**WORK TO DO**
Omit all images. Write out the rest of the material exactly.
── GIVEN DATA
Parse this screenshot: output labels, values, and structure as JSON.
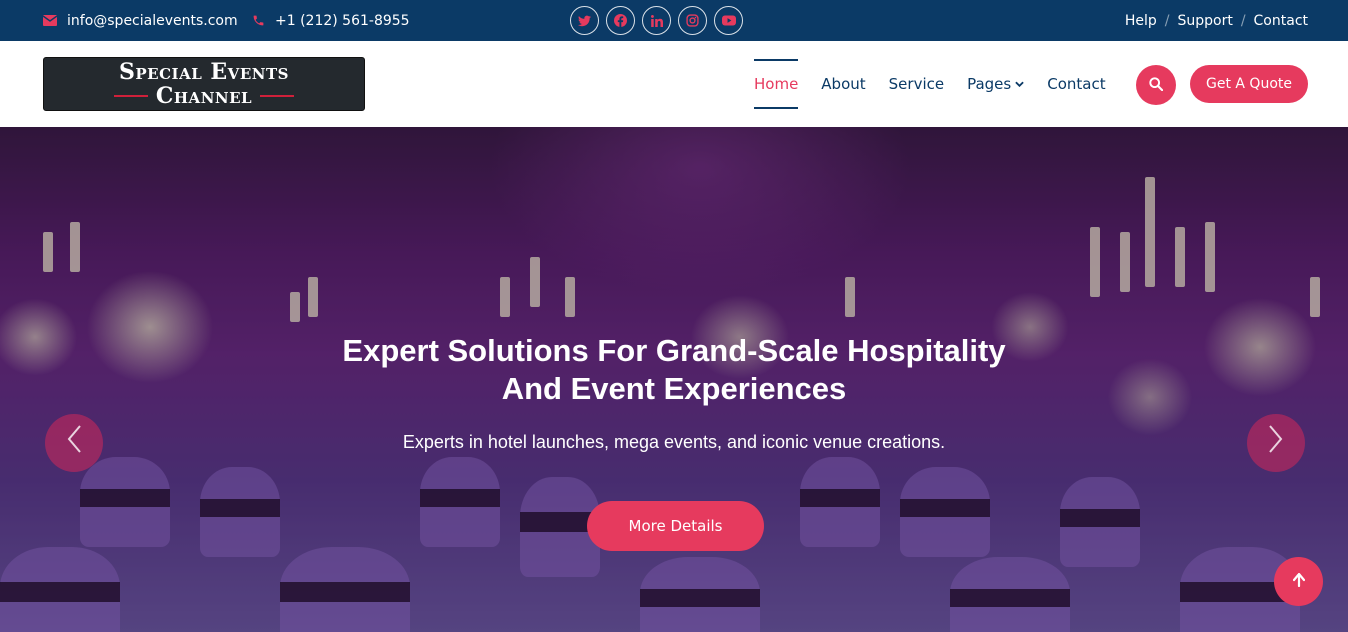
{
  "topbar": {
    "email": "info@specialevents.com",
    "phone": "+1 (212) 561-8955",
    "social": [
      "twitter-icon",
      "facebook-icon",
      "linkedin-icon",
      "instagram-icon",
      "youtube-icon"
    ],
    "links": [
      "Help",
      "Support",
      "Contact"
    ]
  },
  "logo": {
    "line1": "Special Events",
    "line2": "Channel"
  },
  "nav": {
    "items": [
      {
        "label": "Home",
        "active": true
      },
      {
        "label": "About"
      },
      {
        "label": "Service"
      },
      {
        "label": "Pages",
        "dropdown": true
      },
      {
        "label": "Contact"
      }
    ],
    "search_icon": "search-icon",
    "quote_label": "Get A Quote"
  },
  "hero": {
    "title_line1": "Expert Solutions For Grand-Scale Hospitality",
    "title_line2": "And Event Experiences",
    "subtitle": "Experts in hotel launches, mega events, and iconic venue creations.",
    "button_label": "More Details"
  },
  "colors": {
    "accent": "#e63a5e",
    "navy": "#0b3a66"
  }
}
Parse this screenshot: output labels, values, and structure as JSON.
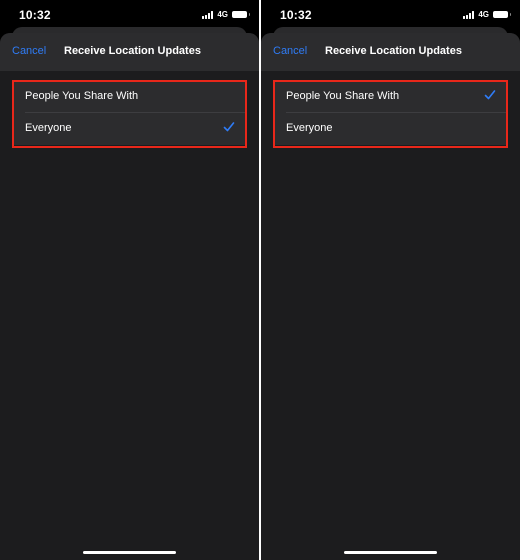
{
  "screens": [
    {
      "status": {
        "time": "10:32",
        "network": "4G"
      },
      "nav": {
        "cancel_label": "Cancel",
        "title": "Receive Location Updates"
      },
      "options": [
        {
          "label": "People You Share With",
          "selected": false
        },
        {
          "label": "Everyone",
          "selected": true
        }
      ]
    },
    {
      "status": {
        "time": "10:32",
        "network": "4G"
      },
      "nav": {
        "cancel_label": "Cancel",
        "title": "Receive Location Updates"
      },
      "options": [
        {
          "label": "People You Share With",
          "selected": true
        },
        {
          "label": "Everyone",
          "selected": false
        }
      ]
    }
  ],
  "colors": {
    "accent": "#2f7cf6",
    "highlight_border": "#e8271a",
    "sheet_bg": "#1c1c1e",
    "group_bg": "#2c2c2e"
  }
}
────
**ANSWER**
Parse this screenshot: output labels, values, and structure as JSON.
{
  "topbar": {
    "email": "info@specialevents.com",
    "phone": "+1 (212) 561-8955",
    "social": [
      "twitter-icon",
      "facebook-icon",
      "linkedin-icon",
      "instagram-icon",
      "youtube-icon"
    ],
    "links": [
      "Help",
      "Support",
      "Contact"
    ]
  },
  "logo": {
    "line1": "Special Events",
    "line2": "Channel"
  },
  "nav": {
    "items": [
      {
        "label": "Home",
        "active": true
      },
      {
        "label": "About"
      },
      {
        "label": "Service"
      },
      {
        "label": "Pages",
        "dropdown": true
      },
      {
        "label": "Contact"
      }
    ],
    "search_icon": "search-icon",
    "quote_label": "Get A Quote"
  },
  "hero": {
    "title_line1": "Expert Solutions For Grand-Scale Hospitality",
    "title_line2": "And Event Experiences",
    "subtitle": "Experts in hotel launches, mega events, and iconic venue creations.",
    "button_label": "More Details"
  },
  "colors": {
    "accent": "#e63a5e",
    "navy": "#0b3a66"
  }
}
Parse this screenshot: output labels, values, and structure as JSON.
{
  "screens": [
    {
      "status": {
        "time": "10:32",
        "network": "4G"
      },
      "nav": {
        "cancel_label": "Cancel",
        "title": "Receive Location Updates"
      },
      "options": [
        {
          "label": "People You Share With",
          "selected": false
        },
        {
          "label": "Everyone",
          "selected": true
        }
      ]
    },
    {
      "status": {
        "time": "10:32",
        "network": "4G"
      },
      "nav": {
        "cancel_label": "Cancel",
        "title": "Receive Location Updates"
      },
      "options": [
        {
          "label": "People You Share With",
          "selected": true
        },
        {
          "label": "Everyone",
          "selected": false
        }
      ]
    }
  ],
  "colors": {
    "accent": "#2f7cf6",
    "highlight_border": "#e8271a",
    "sheet_bg": "#1c1c1e",
    "group_bg": "#2c2c2e"
  }
}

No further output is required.